[start]

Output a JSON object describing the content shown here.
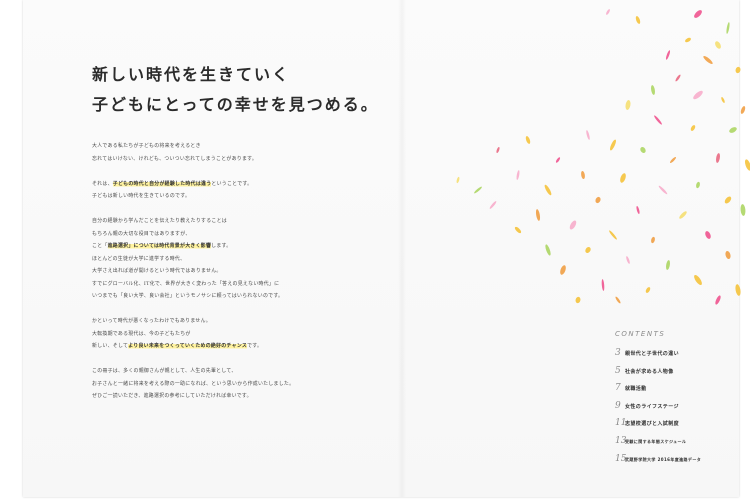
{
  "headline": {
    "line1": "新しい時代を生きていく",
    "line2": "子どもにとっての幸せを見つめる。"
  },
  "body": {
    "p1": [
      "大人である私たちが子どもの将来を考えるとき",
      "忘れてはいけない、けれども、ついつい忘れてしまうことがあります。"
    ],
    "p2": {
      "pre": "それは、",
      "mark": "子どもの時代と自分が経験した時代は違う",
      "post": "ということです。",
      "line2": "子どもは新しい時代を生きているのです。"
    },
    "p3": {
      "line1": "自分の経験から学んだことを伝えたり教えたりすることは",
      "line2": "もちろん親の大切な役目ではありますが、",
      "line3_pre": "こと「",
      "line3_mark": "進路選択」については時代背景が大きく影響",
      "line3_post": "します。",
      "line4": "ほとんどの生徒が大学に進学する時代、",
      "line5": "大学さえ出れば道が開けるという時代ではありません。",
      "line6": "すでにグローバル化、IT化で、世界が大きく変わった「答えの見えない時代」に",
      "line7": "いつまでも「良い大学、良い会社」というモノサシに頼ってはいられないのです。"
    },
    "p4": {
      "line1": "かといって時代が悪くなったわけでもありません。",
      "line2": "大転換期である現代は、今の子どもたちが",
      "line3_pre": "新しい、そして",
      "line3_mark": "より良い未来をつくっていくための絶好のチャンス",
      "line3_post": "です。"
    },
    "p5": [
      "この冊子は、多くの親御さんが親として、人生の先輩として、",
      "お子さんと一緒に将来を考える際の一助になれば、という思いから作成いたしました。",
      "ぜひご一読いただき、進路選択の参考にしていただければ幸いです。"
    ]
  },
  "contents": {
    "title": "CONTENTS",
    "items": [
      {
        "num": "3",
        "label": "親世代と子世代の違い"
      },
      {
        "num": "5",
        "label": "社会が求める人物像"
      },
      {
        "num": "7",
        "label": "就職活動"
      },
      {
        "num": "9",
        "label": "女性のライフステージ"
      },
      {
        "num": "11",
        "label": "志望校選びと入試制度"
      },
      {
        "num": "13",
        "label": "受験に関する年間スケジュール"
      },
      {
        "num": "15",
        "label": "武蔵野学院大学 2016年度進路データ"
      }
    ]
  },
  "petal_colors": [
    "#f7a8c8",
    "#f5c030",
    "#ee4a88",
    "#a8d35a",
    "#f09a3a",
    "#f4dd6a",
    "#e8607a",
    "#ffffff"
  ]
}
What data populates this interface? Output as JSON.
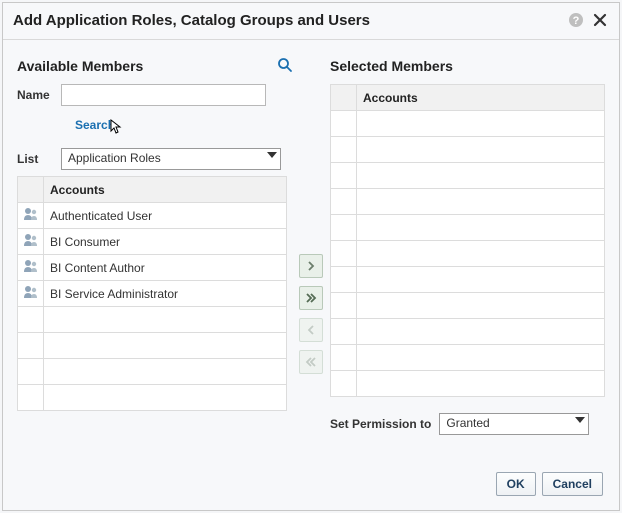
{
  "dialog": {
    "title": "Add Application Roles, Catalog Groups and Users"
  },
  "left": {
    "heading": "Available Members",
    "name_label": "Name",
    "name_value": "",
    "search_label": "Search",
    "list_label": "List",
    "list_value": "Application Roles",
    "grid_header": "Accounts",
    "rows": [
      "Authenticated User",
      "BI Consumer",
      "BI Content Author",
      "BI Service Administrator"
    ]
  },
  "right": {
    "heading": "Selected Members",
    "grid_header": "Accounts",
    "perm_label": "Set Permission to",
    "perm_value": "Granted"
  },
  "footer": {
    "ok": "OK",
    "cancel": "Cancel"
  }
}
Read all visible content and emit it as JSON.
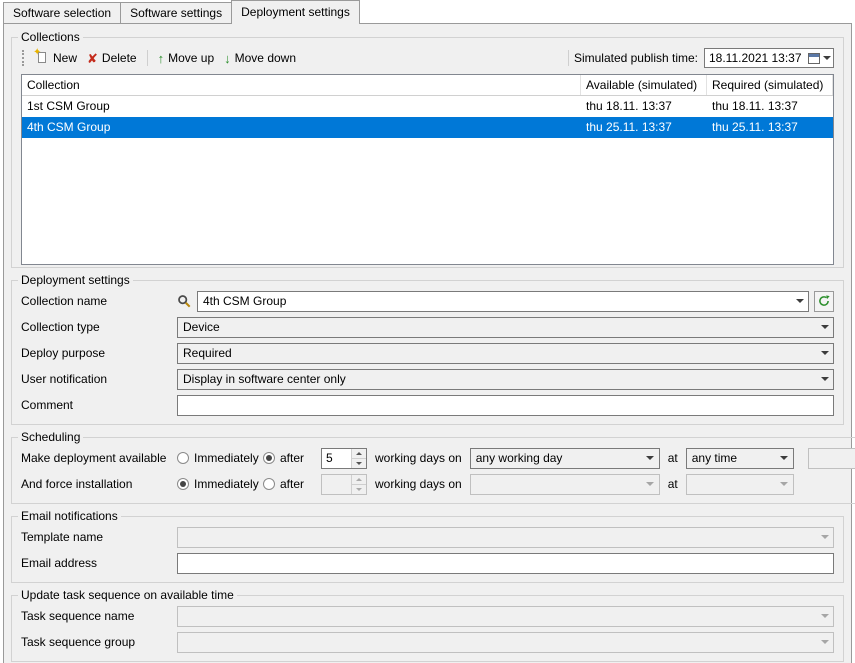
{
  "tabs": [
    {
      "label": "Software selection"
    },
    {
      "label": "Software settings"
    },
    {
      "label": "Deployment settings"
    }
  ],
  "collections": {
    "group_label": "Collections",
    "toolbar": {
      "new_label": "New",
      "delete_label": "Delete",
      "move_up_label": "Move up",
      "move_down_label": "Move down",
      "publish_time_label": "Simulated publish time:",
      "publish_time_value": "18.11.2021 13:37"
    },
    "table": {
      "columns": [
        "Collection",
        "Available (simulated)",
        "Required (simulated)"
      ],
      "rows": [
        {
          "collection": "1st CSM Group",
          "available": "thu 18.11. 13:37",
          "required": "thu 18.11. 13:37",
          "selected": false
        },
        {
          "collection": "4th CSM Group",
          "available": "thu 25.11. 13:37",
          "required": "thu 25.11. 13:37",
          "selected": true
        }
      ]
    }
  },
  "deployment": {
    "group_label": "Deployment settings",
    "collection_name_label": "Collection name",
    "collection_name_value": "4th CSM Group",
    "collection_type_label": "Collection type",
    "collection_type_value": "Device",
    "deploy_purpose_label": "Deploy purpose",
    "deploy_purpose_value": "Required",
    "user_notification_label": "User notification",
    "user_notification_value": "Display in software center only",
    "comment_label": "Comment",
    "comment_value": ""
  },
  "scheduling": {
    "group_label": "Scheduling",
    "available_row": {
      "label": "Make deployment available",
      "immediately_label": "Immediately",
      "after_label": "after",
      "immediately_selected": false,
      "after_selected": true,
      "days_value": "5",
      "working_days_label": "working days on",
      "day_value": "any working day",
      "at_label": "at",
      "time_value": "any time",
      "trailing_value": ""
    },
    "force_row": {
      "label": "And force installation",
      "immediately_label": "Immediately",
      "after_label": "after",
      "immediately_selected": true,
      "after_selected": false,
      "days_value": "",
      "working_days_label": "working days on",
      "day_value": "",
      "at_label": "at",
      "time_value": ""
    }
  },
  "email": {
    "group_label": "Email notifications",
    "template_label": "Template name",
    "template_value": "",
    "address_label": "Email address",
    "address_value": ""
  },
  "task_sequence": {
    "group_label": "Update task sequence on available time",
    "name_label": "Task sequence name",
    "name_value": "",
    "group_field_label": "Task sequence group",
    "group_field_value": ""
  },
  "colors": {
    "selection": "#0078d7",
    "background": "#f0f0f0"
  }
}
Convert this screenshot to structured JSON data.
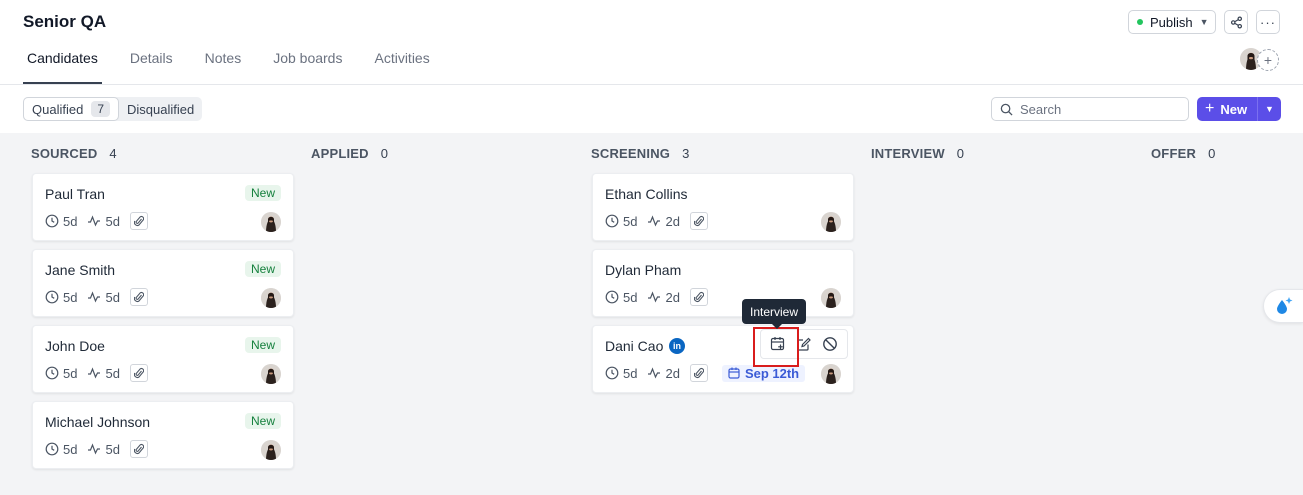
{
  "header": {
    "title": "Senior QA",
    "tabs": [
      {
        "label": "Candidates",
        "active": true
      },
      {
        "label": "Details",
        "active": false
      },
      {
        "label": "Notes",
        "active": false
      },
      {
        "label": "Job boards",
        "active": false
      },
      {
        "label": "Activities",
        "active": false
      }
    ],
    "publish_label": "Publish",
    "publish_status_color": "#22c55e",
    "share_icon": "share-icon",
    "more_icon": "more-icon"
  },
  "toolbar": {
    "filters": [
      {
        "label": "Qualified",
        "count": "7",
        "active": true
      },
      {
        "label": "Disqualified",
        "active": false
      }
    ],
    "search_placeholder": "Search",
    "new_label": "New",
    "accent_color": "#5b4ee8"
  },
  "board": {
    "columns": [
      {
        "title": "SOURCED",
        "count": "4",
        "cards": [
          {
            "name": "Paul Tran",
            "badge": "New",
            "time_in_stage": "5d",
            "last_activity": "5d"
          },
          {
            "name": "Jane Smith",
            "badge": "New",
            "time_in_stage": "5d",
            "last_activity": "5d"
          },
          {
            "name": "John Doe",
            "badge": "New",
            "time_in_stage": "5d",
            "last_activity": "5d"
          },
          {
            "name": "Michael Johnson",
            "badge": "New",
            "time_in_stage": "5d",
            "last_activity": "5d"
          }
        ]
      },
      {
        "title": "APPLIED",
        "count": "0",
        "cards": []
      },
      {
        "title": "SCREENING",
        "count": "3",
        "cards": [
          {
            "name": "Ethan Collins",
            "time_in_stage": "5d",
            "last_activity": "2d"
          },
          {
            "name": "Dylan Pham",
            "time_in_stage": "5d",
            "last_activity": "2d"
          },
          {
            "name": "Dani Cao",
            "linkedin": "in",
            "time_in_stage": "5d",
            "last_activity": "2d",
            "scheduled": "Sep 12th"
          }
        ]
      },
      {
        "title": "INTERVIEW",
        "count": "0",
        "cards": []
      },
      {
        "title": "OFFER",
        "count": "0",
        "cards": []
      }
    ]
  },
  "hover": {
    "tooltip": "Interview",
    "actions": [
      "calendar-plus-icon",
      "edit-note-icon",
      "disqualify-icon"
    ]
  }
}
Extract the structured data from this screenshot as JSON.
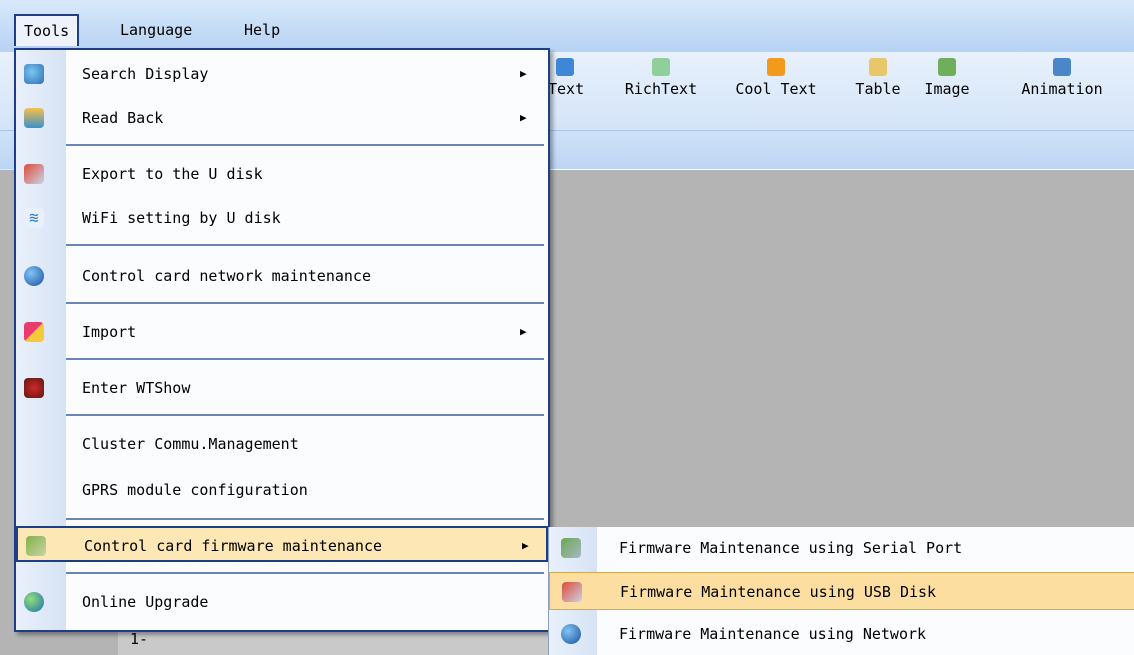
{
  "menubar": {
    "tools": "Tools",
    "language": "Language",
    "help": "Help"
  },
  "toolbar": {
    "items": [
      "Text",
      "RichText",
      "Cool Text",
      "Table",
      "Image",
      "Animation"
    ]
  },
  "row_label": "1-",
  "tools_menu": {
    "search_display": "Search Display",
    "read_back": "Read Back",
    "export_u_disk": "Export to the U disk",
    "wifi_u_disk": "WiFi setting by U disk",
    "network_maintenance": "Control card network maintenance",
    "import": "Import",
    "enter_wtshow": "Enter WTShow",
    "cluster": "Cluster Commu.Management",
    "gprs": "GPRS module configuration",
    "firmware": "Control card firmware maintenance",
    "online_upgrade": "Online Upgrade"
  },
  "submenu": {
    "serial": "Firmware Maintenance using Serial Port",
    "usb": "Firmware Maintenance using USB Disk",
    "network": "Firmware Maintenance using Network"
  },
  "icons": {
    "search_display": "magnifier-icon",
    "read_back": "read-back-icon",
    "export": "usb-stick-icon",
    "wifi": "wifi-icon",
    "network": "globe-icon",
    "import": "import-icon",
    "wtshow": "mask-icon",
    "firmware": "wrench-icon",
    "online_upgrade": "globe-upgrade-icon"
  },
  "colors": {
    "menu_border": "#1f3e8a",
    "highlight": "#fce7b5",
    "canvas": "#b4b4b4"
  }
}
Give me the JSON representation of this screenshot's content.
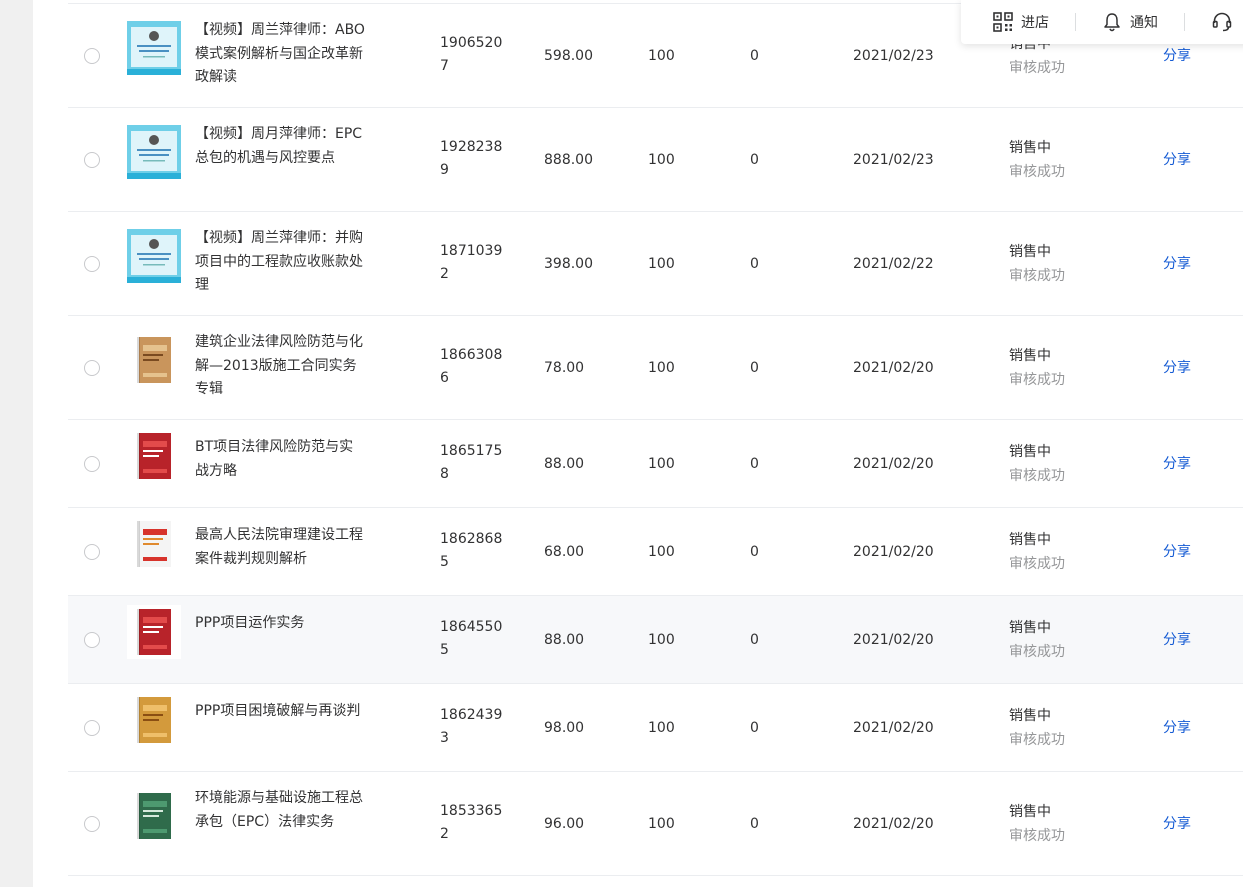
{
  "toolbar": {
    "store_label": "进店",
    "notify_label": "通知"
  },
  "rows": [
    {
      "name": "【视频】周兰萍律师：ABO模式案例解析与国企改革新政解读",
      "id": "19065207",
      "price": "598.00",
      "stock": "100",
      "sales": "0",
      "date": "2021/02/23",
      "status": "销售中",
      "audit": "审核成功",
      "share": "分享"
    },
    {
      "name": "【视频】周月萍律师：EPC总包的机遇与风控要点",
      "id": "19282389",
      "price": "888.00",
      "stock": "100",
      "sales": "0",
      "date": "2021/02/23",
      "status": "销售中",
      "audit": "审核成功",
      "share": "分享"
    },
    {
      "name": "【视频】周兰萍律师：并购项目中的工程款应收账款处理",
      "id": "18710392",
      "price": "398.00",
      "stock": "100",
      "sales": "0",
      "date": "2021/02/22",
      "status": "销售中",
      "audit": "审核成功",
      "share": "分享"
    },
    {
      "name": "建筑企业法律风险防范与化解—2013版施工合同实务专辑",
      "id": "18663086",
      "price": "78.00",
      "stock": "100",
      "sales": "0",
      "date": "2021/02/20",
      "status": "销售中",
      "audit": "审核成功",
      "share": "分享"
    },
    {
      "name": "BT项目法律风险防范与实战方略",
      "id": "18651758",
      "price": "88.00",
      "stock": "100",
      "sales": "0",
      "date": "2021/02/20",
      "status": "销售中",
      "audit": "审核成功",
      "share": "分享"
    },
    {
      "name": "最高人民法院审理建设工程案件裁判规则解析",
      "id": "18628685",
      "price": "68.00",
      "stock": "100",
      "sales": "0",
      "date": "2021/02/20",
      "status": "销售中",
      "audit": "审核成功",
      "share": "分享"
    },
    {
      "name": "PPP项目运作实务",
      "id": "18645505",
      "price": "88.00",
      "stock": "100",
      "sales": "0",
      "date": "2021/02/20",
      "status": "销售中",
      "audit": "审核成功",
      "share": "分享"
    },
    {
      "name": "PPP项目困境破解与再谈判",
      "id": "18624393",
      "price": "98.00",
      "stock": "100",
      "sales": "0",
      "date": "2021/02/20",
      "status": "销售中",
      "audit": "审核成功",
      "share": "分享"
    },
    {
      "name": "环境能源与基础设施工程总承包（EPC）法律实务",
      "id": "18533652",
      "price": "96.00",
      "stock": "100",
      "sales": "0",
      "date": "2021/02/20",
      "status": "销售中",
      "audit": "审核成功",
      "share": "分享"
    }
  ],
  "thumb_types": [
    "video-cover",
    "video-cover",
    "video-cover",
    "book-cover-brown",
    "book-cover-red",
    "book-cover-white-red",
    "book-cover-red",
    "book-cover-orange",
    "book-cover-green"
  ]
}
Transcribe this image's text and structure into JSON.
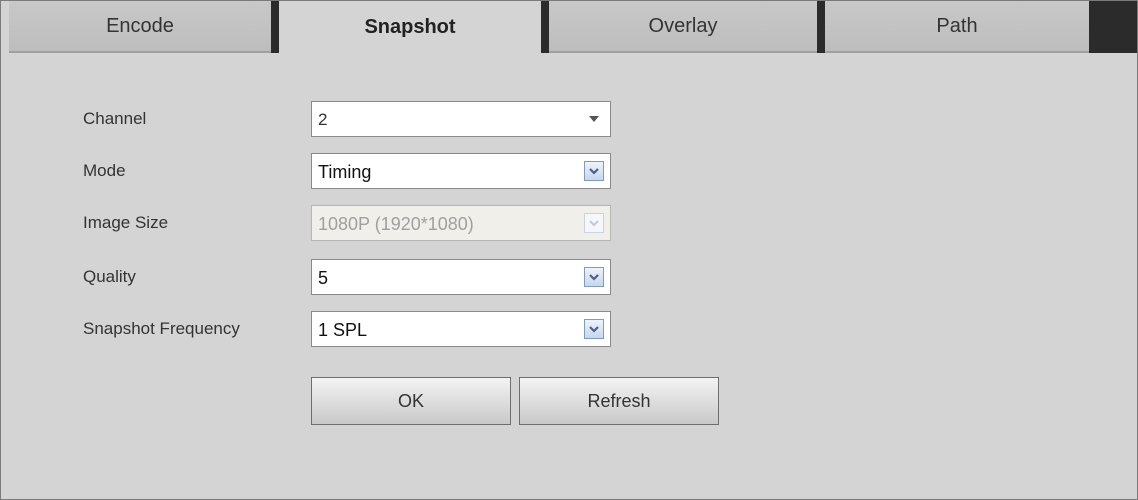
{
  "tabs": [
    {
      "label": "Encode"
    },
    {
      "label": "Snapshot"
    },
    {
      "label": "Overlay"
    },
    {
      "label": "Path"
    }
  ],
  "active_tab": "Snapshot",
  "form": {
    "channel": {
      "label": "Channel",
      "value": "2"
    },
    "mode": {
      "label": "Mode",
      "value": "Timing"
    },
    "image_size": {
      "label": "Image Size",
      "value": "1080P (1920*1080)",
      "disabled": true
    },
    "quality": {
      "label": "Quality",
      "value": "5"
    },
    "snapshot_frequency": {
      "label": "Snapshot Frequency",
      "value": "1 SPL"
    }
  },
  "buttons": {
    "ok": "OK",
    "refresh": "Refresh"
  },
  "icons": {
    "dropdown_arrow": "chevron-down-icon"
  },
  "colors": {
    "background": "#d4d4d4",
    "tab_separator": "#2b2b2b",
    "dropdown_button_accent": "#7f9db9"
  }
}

[end]

[EXERCISE] Starting at the line that holds "Transcribe this image's", copy each line exactly through the end of the listing, both ends included. Leave the pictures out.

[CORRECT ANSWER]
Transcribe this image's text and structure into JSON.
{
  "tabs": [
    {
      "label": "Encode"
    },
    {
      "label": "Snapshot"
    },
    {
      "label": "Overlay"
    },
    {
      "label": "Path"
    }
  ],
  "active_tab": "Snapshot",
  "form": {
    "channel": {
      "label": "Channel",
      "value": "2"
    },
    "mode": {
      "label": "Mode",
      "value": "Timing"
    },
    "image_size": {
      "label": "Image Size",
      "value": "1080P (1920*1080)",
      "disabled": true
    },
    "quality": {
      "label": "Quality",
      "value": "5"
    },
    "snapshot_frequency": {
      "label": "Snapshot Frequency",
      "value": "1 SPL"
    }
  },
  "buttons": {
    "ok": "OK",
    "refresh": "Refresh"
  },
  "icons": {
    "dropdown_arrow": "chevron-down-icon"
  },
  "colors": {
    "background": "#d4d4d4",
    "tab_separator": "#2b2b2b",
    "dropdown_button_accent": "#7f9db9"
  }
}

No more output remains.